## Start
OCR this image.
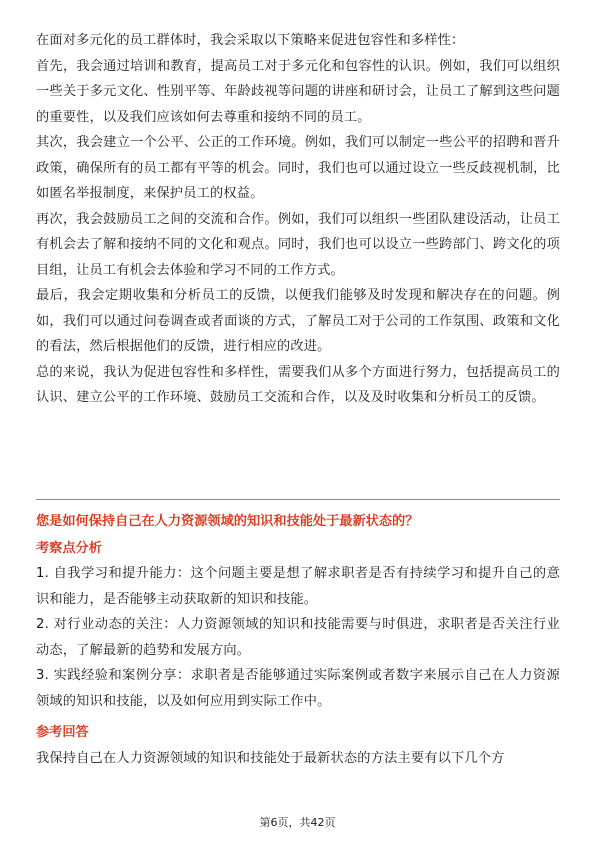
在面对多元化的员工群体时，我会采取以下策略来促进包容性和多样性：

首先，我会通过培训和教育，提高员工对于多元化和包容性的认识。例如，我们可以组织一些关于多元文化、性别平等、年龄歧视等问题的讲座和研讨会，让员工了解到这些问题的重要性，以及我们应该如何去尊重和接纳不同的员工。

其次，我会建立一个公平、公正的工作环境。例如，我们可以制定一些公平的招聘和晋升政策，确保所有的员工都有平等的机会。同时，我们也可以通过设立一些反歧视机制，比如匿名举报制度，来保护员工的权益。

再次，我会鼓励员工之间的交流和合作。例如，我们可以组织一些团队建设活动，让员工有机会去了解和接纳不同的文化和观点。同时，我们也可以设立一些跨部门、跨文化的项目组，让员工有机会去体验和学习不同的工作方式。

最后，我会定期收集和分析员工的反馈，以便我们能够及时发现和解决存在的问题。例如，我们可以通过问卷调查或者面谈的方式，了解员工对于公司的工作氛围、政策和文化的看法，然后根据他们的反馈，进行相应的改进。

总的来说，我认为促进包容性和多样性，需要我们从多个方面进行努力，包括提高员工的认识、建立公平的工作环境、鼓励员工交流和合作，以及及时收集和分析员工的反馈。

您是如何保持自己在人力资源领域的知识和技能处于最新状态的？

考察点分析

1. 自我学习和提升能力：这个问题主要是想了解求职者是否有持续学习和提升自己的意识和能力，是否能够主动获取新的知识和技能。

2. 对行业动态的关注：人力资源领域的知识和技能需要与时俱进，求职者是否关注行业动态，了解最新的趋势和发展方向。

3. 实践经验和案例分享：求职者是否能够通过实际案例或者数字来展示自己在人力资源领域的知识和技能，以及如何应用到实际工作中。

参考回答

我保持自己在人力资源领域的知识和技能处于最新状态的方法主要有以下几个方

第6页，共42页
## End
* **Set problem**
Without the pictures, write out every entry precisely as it appears.

* **Task answer**
OCR this image.
在面对多元化的员工群体时，我会采取以下策略来促进包容性和多样性：

首先，我会通过培训和教育，提高员工对于多元化和包容性的认识。例如，我们可以组织一些关于多元文化、性别平等、年龄歧视等问题的讲座和研讨会，让员工了解到这些问题的重要性，以及我们应该如何去尊重和接纳不同的员工。

其次，我会建立一个公平、公正的工作环境。例如，我们可以制定一些公平的招聘和晋升政策，确保所有的员工都有平等的机会。同时，我们也可以通过设立一些反歧视机制，比如匿名举报制度，来保护员工的权益。

再次，我会鼓励员工之间的交流和合作。例如，我们可以组织一些团队建设活动，让员工有机会去了解和接纳不同的文化和观点。同时，我们也可以设立一些跨部门、跨文化的项目组，让员工有机会去体验和学习不同的工作方式。

最后，我会定期收集和分析员工的反馈，以便我们能够及时发现和解决存在的问题。例如，我们可以通过问卷调查或者面谈的方式，了解员工对于公司的工作氛围、政策和文化的看法，然后根据他们的反馈，进行相应的改进。

总的来说，我认为促进包容性和多样性，需要我们从多个方面进行努力，包括提高员工的认识、建立公平的工作环境、鼓励员工交流和合作，以及及时收集和分析员工的反馈。

您是如何保持自己在人力资源领域的知识和技能处于最新状态的？

考察点分析

1. 自我学习和提升能力：这个问题主要是想了解求职者是否有持续学习和提升自己的意识和能力，是否能够主动获取新的知识和技能。

2. 对行业动态的关注：人力资源领域的知识和技能需要与时俱进，求职者是否关注行业动态，了解最新的趋势和发展方向。

3. 实践经验和案例分享：求职者是否能够通过实际案例或者数字来展示自己在人力资源领域的知识和技能，以及如何应用到实际工作中。

参考回答

我保持自己在人力资源领域的知识和技能处于最新状态的方法主要有以下几个方

第6页，共42页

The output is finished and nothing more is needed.